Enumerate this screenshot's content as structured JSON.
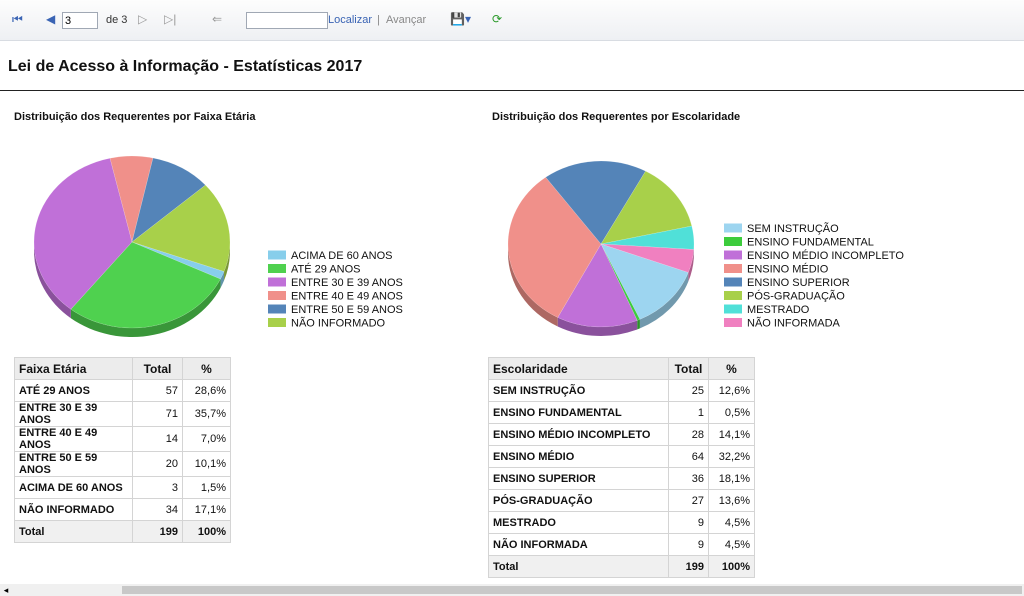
{
  "toolbar": {
    "page_input": "3",
    "page_count": "de 3",
    "find": "Localizar",
    "next": "Avançar"
  },
  "title": "Lei de Acesso à Informação - Estatísticas 2017",
  "chart_data": [
    {
      "type": "pie",
      "title": "Distribuição dos Requerentes por Faixa Etária",
      "categories": [
        "ACIMA DE 60 ANOS",
        "ATÉ 29 ANOS",
        "ENTRE 30 E 39 ANOS",
        "ENTRE 40 E 49 ANOS",
        "ENTRE 50 E 59 ANOS",
        "NÃO INFORMADO"
      ],
      "values": [
        3,
        57,
        71,
        14,
        20,
        34
      ],
      "colors": [
        "#87ceeb",
        "#4fd14f",
        "#c070d8",
        "#f0908a",
        "#5484b8",
        "#a8d04a"
      ]
    },
    {
      "type": "pie",
      "title": "Distribuição dos Requerentes por Escolaridade",
      "categories": [
        "SEM INSTRUÇÃO",
        "ENSINO FUNDAMENTAL",
        "ENSINO MÉDIO INCOMPLETO",
        "ENSINO MÉDIO",
        "ENSINO SUPERIOR",
        "PÓS-GRADUAÇÃO",
        "MESTRADO",
        "NÃO INFORMADA"
      ],
      "values": [
        25,
        1,
        28,
        64,
        36,
        27,
        9,
        9
      ],
      "colors": [
        "#9dd5f0",
        "#3ccc3c",
        "#c070d8",
        "#f0908a",
        "#5484b8",
        "#a8d04a",
        "#50e0d8",
        "#f080c0"
      ]
    }
  ],
  "tables": [
    {
      "header": [
        "Faixa Etária",
        "Total",
        "%"
      ],
      "rows": [
        [
          "ATÉ 29 ANOS",
          "57",
          "28,6%"
        ],
        [
          "ENTRE 30 E 39 ANOS",
          "71",
          "35,7%"
        ],
        [
          "ENTRE 40 E 49 ANOS",
          "14",
          "7,0%"
        ],
        [
          "ENTRE 50 E 59 ANOS",
          "20",
          "10,1%"
        ],
        [
          "ACIMA DE 60 ANOS",
          "3",
          "1,5%"
        ],
        [
          "NÃO INFORMADO",
          "34",
          "17,1%"
        ],
        [
          "Total",
          "199",
          "100%"
        ]
      ]
    },
    {
      "header": [
        "Escolaridade",
        "Total",
        "%"
      ],
      "rows": [
        [
          "SEM INSTRUÇÃO",
          "25",
          "12,6%"
        ],
        [
          "ENSINO FUNDAMENTAL",
          "1",
          "0,5%"
        ],
        [
          "ENSINO MÉDIO INCOMPLETO",
          "28",
          "14,1%"
        ],
        [
          "ENSINO MÉDIO",
          "64",
          "32,2%"
        ],
        [
          "ENSINO SUPERIOR",
          "36",
          "18,1%"
        ],
        [
          "PÓS-GRADUAÇÃO",
          "27",
          "13,6%"
        ],
        [
          "MESTRADO",
          "9",
          "4,5%"
        ],
        [
          "NÃO INFORMADA",
          "9",
          "4,5%"
        ],
        [
          "Total",
          "199",
          "100%"
        ]
      ]
    }
  ]
}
===
#### [CHALLENGE]
Copy out the entries verbatim and leave the images out.

#### [ANSWER FOR THIS EXERCISE]
Enumerate this screenshot's content as structured JSON.
{
  "toolbar": {
    "page_input": "3",
    "page_count": "de 3",
    "find": "Localizar",
    "next": "Avançar"
  },
  "title": "Lei de Acesso à Informação - Estatísticas 2017",
  "chart_data": [
    {
      "type": "pie",
      "title": "Distribuição dos Requerentes por Faixa Etária",
      "categories": [
        "ACIMA DE 60 ANOS",
        "ATÉ 29 ANOS",
        "ENTRE 30 E 39 ANOS",
        "ENTRE 40 E 49 ANOS",
        "ENTRE 50 E 59 ANOS",
        "NÃO INFORMADO"
      ],
      "values": [
        3,
        57,
        71,
        14,
        20,
        34
      ],
      "colors": [
        "#87ceeb",
        "#4fd14f",
        "#c070d8",
        "#f0908a",
        "#5484b8",
        "#a8d04a"
      ]
    },
    {
      "type": "pie",
      "title": "Distribuição dos Requerentes por Escolaridade",
      "categories": [
        "SEM INSTRUÇÃO",
        "ENSINO FUNDAMENTAL",
        "ENSINO MÉDIO INCOMPLETO",
        "ENSINO MÉDIO",
        "ENSINO SUPERIOR",
        "PÓS-GRADUAÇÃO",
        "MESTRADO",
        "NÃO INFORMADA"
      ],
      "values": [
        25,
        1,
        28,
        64,
        36,
        27,
        9,
        9
      ],
      "colors": [
        "#9dd5f0",
        "#3ccc3c",
        "#c070d8",
        "#f0908a",
        "#5484b8",
        "#a8d04a",
        "#50e0d8",
        "#f080c0"
      ]
    }
  ],
  "tables": [
    {
      "header": [
        "Faixa Etária",
        "Total",
        "%"
      ],
      "rows": [
        [
          "ATÉ 29 ANOS",
          "57",
          "28,6%"
        ],
        [
          "ENTRE 30 E 39 ANOS",
          "71",
          "35,7%"
        ],
        [
          "ENTRE 40 E 49 ANOS",
          "14",
          "7,0%"
        ],
        [
          "ENTRE 50 E 59 ANOS",
          "20",
          "10,1%"
        ],
        [
          "ACIMA DE 60 ANOS",
          "3",
          "1,5%"
        ],
        [
          "NÃO INFORMADO",
          "34",
          "17,1%"
        ],
        [
          "Total",
          "199",
          "100%"
        ]
      ]
    },
    {
      "header": [
        "Escolaridade",
        "Total",
        "%"
      ],
      "rows": [
        [
          "SEM INSTRUÇÃO",
          "25",
          "12,6%"
        ],
        [
          "ENSINO FUNDAMENTAL",
          "1",
          "0,5%"
        ],
        [
          "ENSINO MÉDIO INCOMPLETO",
          "28",
          "14,1%"
        ],
        [
          "ENSINO MÉDIO",
          "64",
          "32,2%"
        ],
        [
          "ENSINO SUPERIOR",
          "36",
          "18,1%"
        ],
        [
          "PÓS-GRADUAÇÃO",
          "27",
          "13,6%"
        ],
        [
          "MESTRADO",
          "9",
          "4,5%"
        ],
        [
          "NÃO INFORMADA",
          "9",
          "4,5%"
        ],
        [
          "Total",
          "199",
          "100%"
        ]
      ]
    }
  ]
}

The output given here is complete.